#### Your instructions:
Convert each line of the rows below into a Markdown table with two columns, No. and Line, numbering the lines in order. Omit blank lines and pictures.

[START Entries shown]

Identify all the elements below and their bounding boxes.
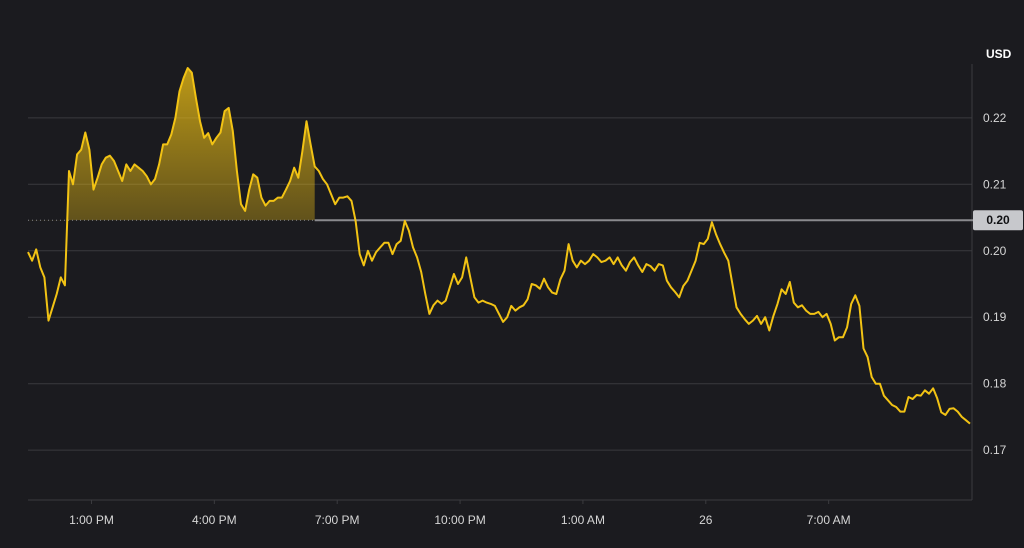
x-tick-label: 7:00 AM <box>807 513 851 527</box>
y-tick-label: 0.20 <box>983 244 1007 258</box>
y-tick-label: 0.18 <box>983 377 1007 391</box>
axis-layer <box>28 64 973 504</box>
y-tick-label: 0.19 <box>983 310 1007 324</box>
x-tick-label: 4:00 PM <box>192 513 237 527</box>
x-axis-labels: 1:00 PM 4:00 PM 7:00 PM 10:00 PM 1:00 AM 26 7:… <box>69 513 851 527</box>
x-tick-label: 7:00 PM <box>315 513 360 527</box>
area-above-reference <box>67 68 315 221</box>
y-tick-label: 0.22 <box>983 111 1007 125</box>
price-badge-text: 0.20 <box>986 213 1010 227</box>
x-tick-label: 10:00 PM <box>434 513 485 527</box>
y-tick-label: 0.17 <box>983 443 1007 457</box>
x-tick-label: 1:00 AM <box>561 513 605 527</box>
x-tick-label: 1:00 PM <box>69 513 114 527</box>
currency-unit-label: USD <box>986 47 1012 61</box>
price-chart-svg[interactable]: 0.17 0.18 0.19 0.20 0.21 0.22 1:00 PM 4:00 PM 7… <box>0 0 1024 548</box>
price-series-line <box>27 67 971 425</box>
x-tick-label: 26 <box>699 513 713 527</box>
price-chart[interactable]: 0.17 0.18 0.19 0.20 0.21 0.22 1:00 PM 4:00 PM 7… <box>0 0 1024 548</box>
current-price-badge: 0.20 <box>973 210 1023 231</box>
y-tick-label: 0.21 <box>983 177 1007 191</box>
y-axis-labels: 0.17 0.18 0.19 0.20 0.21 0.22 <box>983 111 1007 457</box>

[END Entries shown]

#### Written reply:
| No. | Line |
|---|---|
| 1 | Identify all the elements below and their bounding boxes. |
| 2 | x-tick-label: 7:00 AM <box>807 513 851 527</box> |
| 3 | y-tick-label: 0.20 <box>983 244 1007 258</box> |
| 4 | y-tick-label: 0.18 <box>983 377 1007 391</box> |
| 5 | axis-layer <box>28 64 973 504</box> |
| 6 | y-tick-label: 0.19 <box>983 310 1007 324</box> |
| 7 | x-tick-label: 4:00 PM <box>192 513 237 527</box> |
| 8 | x-axis-labels: 1:00 PM 4:00 PM 7:00 PM 10:00 PM 1:00 AM 26 7:… <box>69 513 851 527</box> |
| 9 | x-tick-label: 7:00 PM <box>315 513 360 527</box> |
| 10 | area-above-reference <box>67 68 315 221</box> |
| 11 | y-tick-label: 0.22 <box>983 111 1007 125</box> |
| 12 | price-badge-text: 0.20 <box>986 213 1010 227</box> |
| 13 | x-tick-label: 10:00 PM <box>434 513 485 527</box> |
| 14 | y-tick-label: 0.17 <box>983 443 1007 457</box> |
| 15 | x-tick-label: 1:00 AM <box>561 513 605 527</box> |
| 16 | x-tick-label: 1:00 PM <box>69 513 114 527</box> |
| 17 | currency-unit-label: USD <box>986 47 1012 61</box> |
| 18 | price-chart-svg[interactable]: 0.17 0.18 0.19 0.20 0.21 0.22 1:00 PM 4:00 PM 7… <box>0 0 1024 548</box> |
| 19 | price-series-line <box>27 67 971 425</box> |
| 20 | x-tick-label: 26 <box>699 513 713 527</box> |
| 21 | price-chart[interactable]: 0.17 0.18 0.19 0.20 0.21 0.22 1:00 PM 4:00 PM 7… <box>0 0 1024 548</box> |
| 22 | current-price-badge: 0.20 <box>973 210 1023 231</box> |
| 23 | y-tick-label: 0.21 <box>983 177 1007 191</box> |
| 24 | y-axis-labels: 0.17 0.18 0.19 0.20 0.21 0.22 <box>983 111 1007 457</box> |